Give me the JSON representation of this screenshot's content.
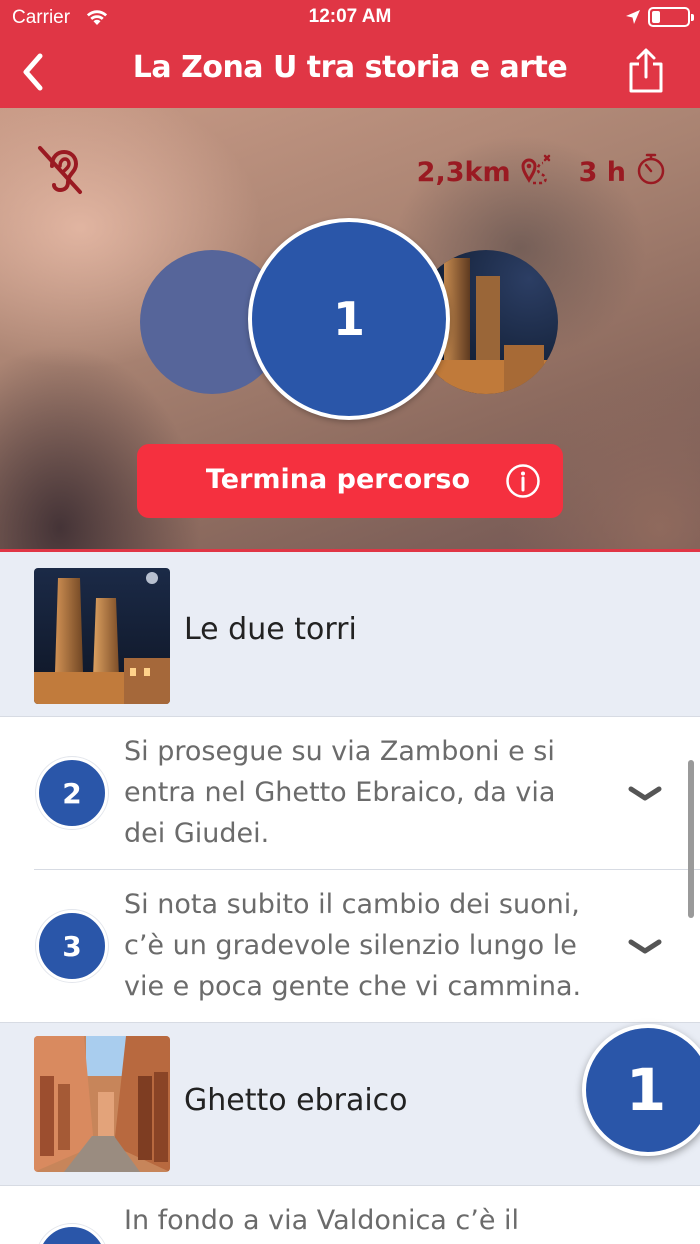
{
  "status_bar": {
    "carrier": "Carrier",
    "time": "12:07 AM",
    "icons": [
      "wifi-icon",
      "location-arrow-icon",
      "battery-icon"
    ]
  },
  "nav": {
    "title": "La Zona U tra storia e arte",
    "back_icon": "chevron-left-icon",
    "share_icon": "share-icon",
    "bar_color": "#e03645"
  },
  "hero": {
    "audio_icon": "hearing-disabled-icon",
    "distance": "2,3km",
    "distance_icon": "route-icon",
    "duration": "3 h",
    "duration_icon": "timer-icon",
    "current_stop": "1",
    "end_button_label": "Termina percorso",
    "end_button_icon": "info-icon",
    "accent_color": "#f5303f",
    "stop_color": "#2a56a9"
  },
  "list": {
    "items": [
      {
        "type": "poi",
        "title": "Le due torri",
        "image": "towers-photo"
      },
      {
        "type": "step",
        "number": "2",
        "text": "Si prosegue su via Zamboni e si entra nel Ghetto Ebraico, da via dei Giudei."
      },
      {
        "type": "step",
        "number": "3",
        "text": "Si nota subito il cambio dei suoni, c’è un gradevole silenzio lungo le vie e poca gente che vi cammina."
      },
      {
        "type": "poi",
        "title": "Ghetto ebraico",
        "image": "ghetto-street-photo"
      },
      {
        "type": "step",
        "number": "",
        "text": "In fondo a via Valdonica c’è il"
      }
    ]
  },
  "floating_stop_number": "1"
}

******************************

■ WORK REQUIRED ■
Return each line that includes "title".

■ ANSWER TO THE TASK ■
    "title": "La Zona U tra storia e arte",
        "title": "Le due torri",
        "title": "Ghetto ebraico",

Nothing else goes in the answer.